▸ TASK
Write out the listing below in full and exactly, leaving out every picture.

* Start DATA LINES *

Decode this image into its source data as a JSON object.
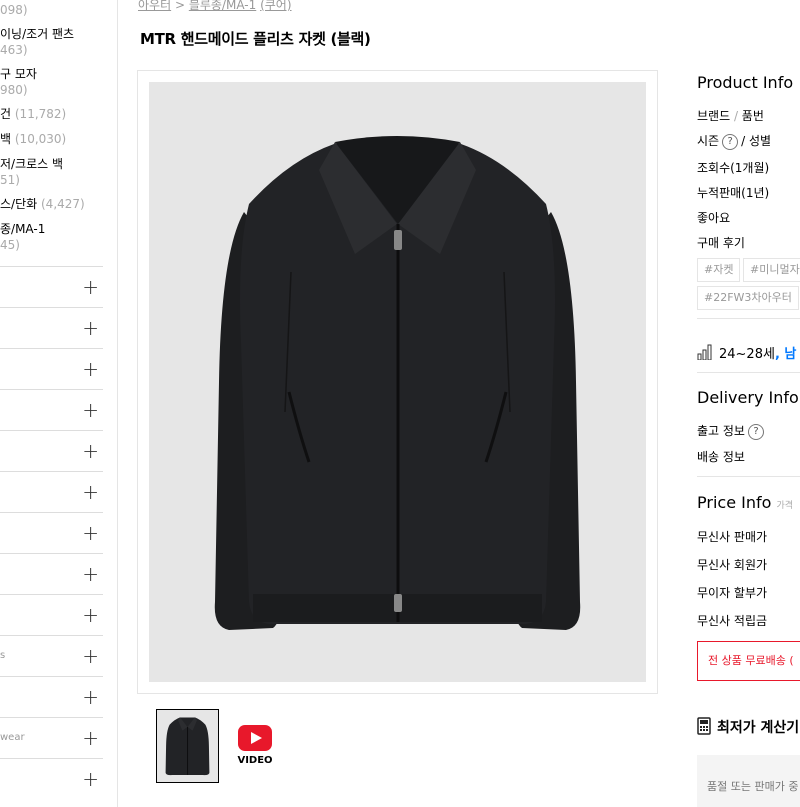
{
  "sidebar": {
    "items": [
      {
        "label": "",
        "count": "098)"
      },
      {
        "label": "이닝/조거 팬츠",
        "count": "463)"
      },
      {
        "label": "구 모자",
        "count": "980)"
      },
      {
        "label": "건",
        "count": "(11,782)"
      },
      {
        "label": "백",
        "count": "(10,030)"
      },
      {
        "label": "저/크로스 백",
        "count": "51)"
      },
      {
        "label": "스/단화",
        "count": "(4,427)"
      },
      {
        "label": "종/MA-1",
        "count": "45)"
      }
    ],
    "accordion": [
      "",
      "",
      "",
      "",
      "",
      "",
      "",
      "",
      "",
      "s",
      "",
      "wear",
      ""
    ]
  },
  "breadcrumb": {
    "cat": "아우터",
    "sep": " > ",
    "sub": "블루종/MA-1",
    "brand": "(쿠어)"
  },
  "product": {
    "title": "MTR 핸드메이드 플리츠 자켓 (블랙)"
  },
  "video": {
    "label": "VIDEO"
  },
  "info": {
    "product_title": "Product Info",
    "brand_label": "브랜드",
    "brand_sep": " / ",
    "sku_label": "품번",
    "season_label": "시즌",
    "gender_label": "/ 성별",
    "views_label": "조회수(1개월)",
    "sales_label": "누적판매(1년)",
    "likes_label": "좋아요",
    "reviews_label": "구매 후기",
    "tags": [
      "#자켓",
      "#미니멀자",
      "#22FW3차아우터"
    ],
    "age_range": "24~28세",
    "age_gender": ", 남",
    "delivery_title": "Delivery Info",
    "ship_from_label": "출고 정보",
    "shipping_label": "배송 정보",
    "price_title": "Price Info",
    "price_subtitle": "가격",
    "price_rows": [
      "무신사 판매가",
      "무신사 회원가",
      "무이자 할부가",
      "무신사 적립금"
    ],
    "free_shipping": "전 상품 무료배송 (",
    "calc_label": "최저가 계산기",
    "calc_note": "품절 또는 판매가 중"
  },
  "colors": {
    "accent_red": "#e8182b",
    "link_blue": "#0078ff"
  }
}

* End DATA LINES *

▸ ANSWER BELOW
Decode this image into its source data as a JSON object.
{
  "sidebar": {
    "items": [
      {
        "label": "",
        "count": "098)"
      },
      {
        "label": "이닝/조거 팬츠",
        "count": "463)"
      },
      {
        "label": "구 모자",
        "count": "980)"
      },
      {
        "label": "건",
        "count": "(11,782)"
      },
      {
        "label": "백",
        "count": "(10,030)"
      },
      {
        "label": "저/크로스 백",
        "count": "51)"
      },
      {
        "label": "스/단화",
        "count": "(4,427)"
      },
      {
        "label": "종/MA-1",
        "count": "45)"
      }
    ],
    "accordion": [
      "",
      "",
      "",
      "",
      "",
      "",
      "",
      "",
      "",
      "s",
      "",
      "wear",
      ""
    ]
  },
  "breadcrumb": {
    "cat": "아우터",
    "sep": " > ",
    "sub": "블루종/MA-1",
    "brand": "(쿠어)"
  },
  "product": {
    "title": "MTR 핸드메이드 플리츠 자켓 (블랙)"
  },
  "video": {
    "label": "VIDEO"
  },
  "info": {
    "product_title": "Product Info",
    "brand_label": "브랜드",
    "brand_sep": " / ",
    "sku_label": "품번",
    "season_label": "시즌",
    "gender_label": "/ 성별",
    "views_label": "조회수(1개월)",
    "sales_label": "누적판매(1년)",
    "likes_label": "좋아요",
    "reviews_label": "구매 후기",
    "tags": [
      "#자켓",
      "#미니멀자",
      "#22FW3차아우터"
    ],
    "age_range": "24~28세",
    "age_gender": ", 남",
    "delivery_title": "Delivery Info",
    "ship_from_label": "출고 정보",
    "shipping_label": "배송 정보",
    "price_title": "Price Info",
    "price_subtitle": "가격",
    "price_rows": [
      "무신사 판매가",
      "무신사 회원가",
      "무이자 할부가",
      "무신사 적립금"
    ],
    "free_shipping": "전 상품 무료배송 (",
    "calc_label": "최저가 계산기",
    "calc_note": "품절 또는 판매가 중"
  },
  "colors": {
    "accent_red": "#e8182b",
    "link_blue": "#0078ff"
  }
}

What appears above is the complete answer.